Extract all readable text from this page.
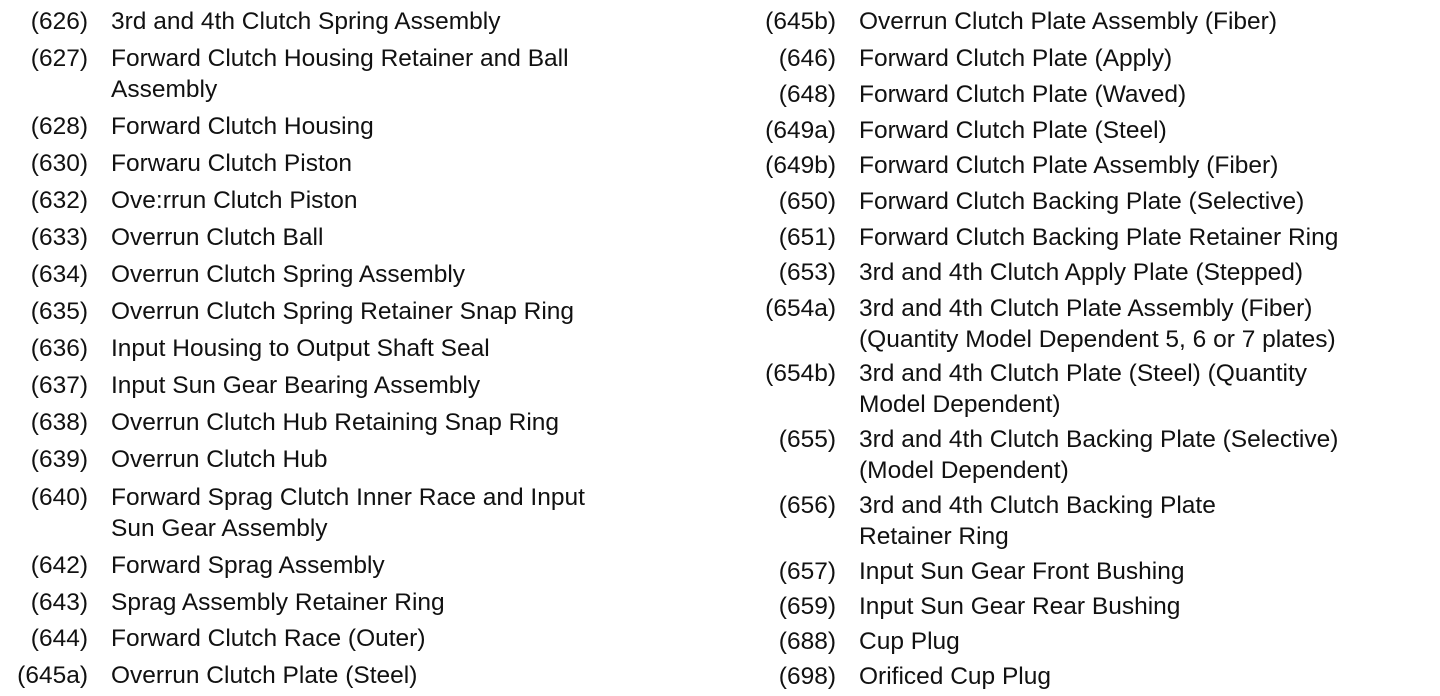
(626) 3rd and 4th Clutch Spring Assembly
(627) Forward Clutch Housing Retainer and Ball
Assembly
(628) Forward Clutch Housing
(630) Forwaru Clutch Piston
(632) Ove:rrun Clutch Piston
(633) Overrun Clutch Ball
(634) Overrun Clutch Spring Assembly
(635) Overrun Clutch Spring Retainer Snap Ring
(636) Input Housing to Output Shaft Seal
(637) Input Sun Gear Bearing Assembly
(638) Overrun Clutch Hub Retaining Snap Ring
(639) Overrun Clutch Hub
(640) Forward Sprag Clutch Inner Race and Input
Sun Gear Assembly
(642) Forward Sprag Assembly
(643) Sprag Assembly Retainer Ring
(644) Forward Clutch Race (Outer)
(645a) Overrun Clutch Plate (Steel)
(645b) Overrun Clutch Plate Assembly (Fiber)
(646) Forward Clutch Plate (Apply)
(648) Forward Clutch Plate (Waved)
(649a) Forward Clutch Plate (Steel)
(649b) Forward Clutch Plate Assembly (Fiber)
(650) Forward Clutch Backing Plate (Selective)
(651) Forward Clutch Backing Plate Retainer Ring
(653) 3rd and 4th Clutch Apply Plate (Stepped)
(654a) 3rd and 4th Clutch Plate Assembly (Fiber)
(Quantity Model Dependent 5, 6 or 7 plates)
(654b) 3rd and 4th Clutch Plate (Steel) (Quantity
Model Dependent)
(655) 3rd and 4th Clutch Backing Plate (Selective)
(Model Dependent)
(656) 3rd and 4th Clutch Backing Plate
Retainer Ring
(657) Input Sun Gear Front Bushing
(659) Input Sun Gear Rear Bushing
(688) Cup Plug
(698) Orificed Cup Plug
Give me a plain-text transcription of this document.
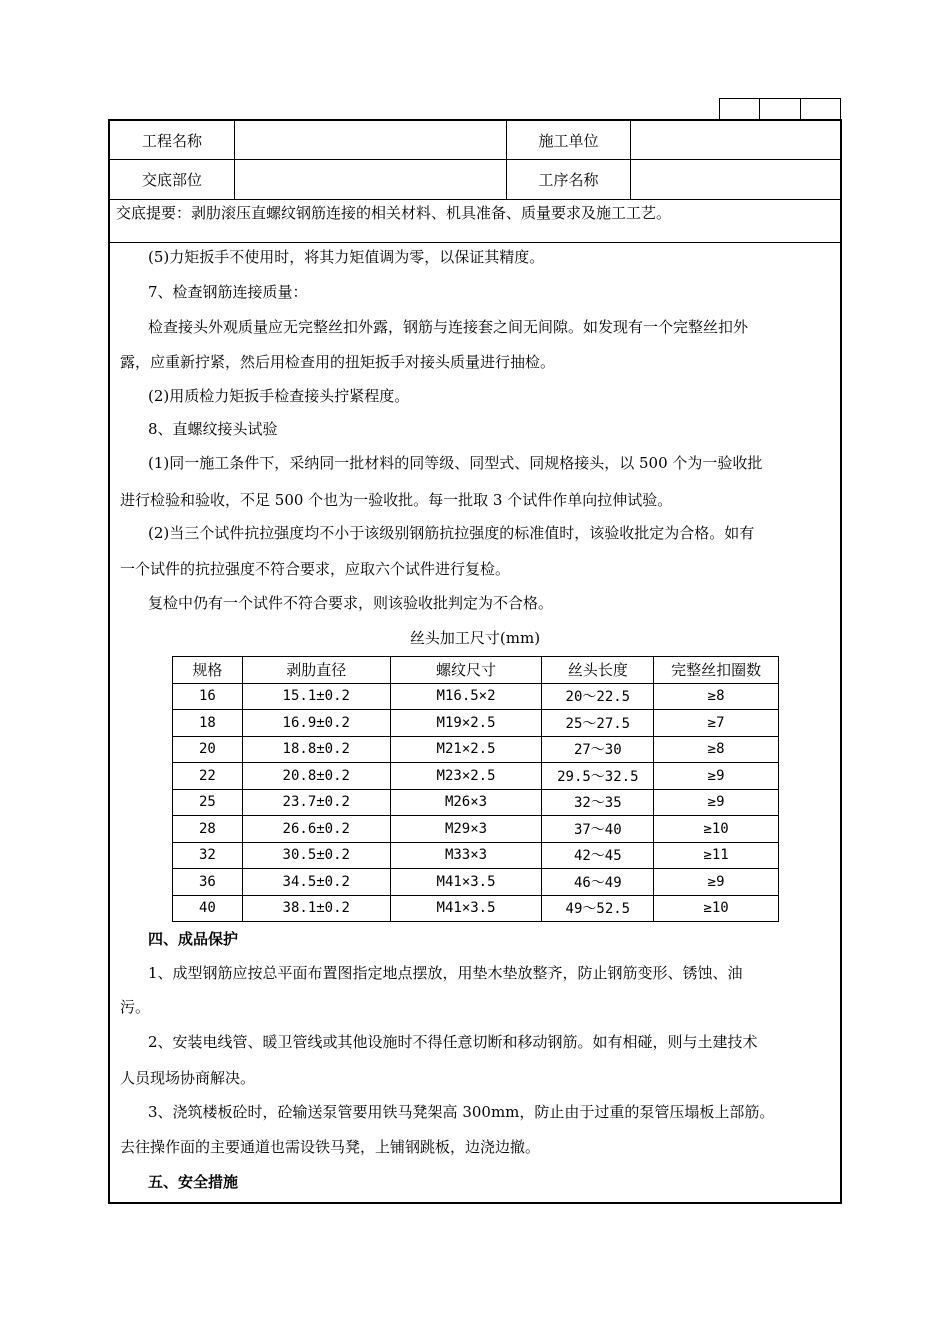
工程名称	施工单位
交底部位	工序名称
交底提要：剥肋滚压直螺纹钢筋连接的相关材料、机具准备、质量要求及施工工艺。
(5)力矩扳手不使用时，将其力矩值调为零，以保证其精度。
7、检查钢筋连接质量：
检查接头外观质量应无完整丝扣外露，钢筋与连接套之间无间隙。如发现有一个完整丝扣外
露，应重新拧紧，然后用检查用的扭矩扳手对接头质量进行抽检。
(2)用质检力矩扳手检查接头拧紧程度。
8、直螺纹接头试验
(1)同一施工条件下，采纳同一批材料的同等级、同型式、同规格接头，以 500 个为一验收批
进行检验和验收，不足 500 个也为一验收批。每一批取 3 个试件作单向拉伸试验。
(2)当三个试件抗拉强度均不小于该级别钢筋抗拉强度的标准值时，该验收批定为合格。如有
一个试件的抗拉强度不符合要求，应取六个试件进行复检。
复检中仍有一个试件不符合要求，则该验收批判定为不合格。
丝头加工尺寸(mm)
规格	剥肋直径	螺纹尺寸	丝头长度	完整丝扣圈数
16	15.1±0.2	M16.5×2	20～22.5	≥8
18	16.9±0.2	M19×2.5	25～27.5	≥7
20	18.8±0.2	M21×2.5	27～30	≥8
22	20.8±0.2	M23×2.5	29.5～32.5	≥9
25	23.7±0.2	M26×3	32～35	≥9
28	26.6±0.2	M29×3	37～40	≥10
32	30.5±0.2	M33×3	42～45	≥11
36	34.5±0.2	M41×3.5	46～49	≥9
40	38.1±0.2	M41×3.5	49～52.5	≥10
四、成品保护
1、成型钢筋应按总平面布置图指定地点摆放，用垫木垫放整齐，防止钢筋变形、锈蚀、油
污。
2、安装电线管、暖卫管线或其他设施时不得任意切断和移动钢筋。如有相碰，则与土建技术
人员现场协商解决。
3、浇筑楼板砼时，砼输送泵管要用铁马凳架高 300mm，防止由于过重的泵管压塌板上部筋。
去往操作面的主要通道也需设铁马凳，上铺钢跳板，边浇边撤。
五、安全措施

■ ■ ■ ■ ■

Pull out each line of the entries that contains "Gear".

## [Complete answer]
(637) Input Sun Gear Bearing Assembly
Sun Gear Assembly
(657) Input Sun Gear Front Bushing
(659) Input Sun Gear Rear Bushing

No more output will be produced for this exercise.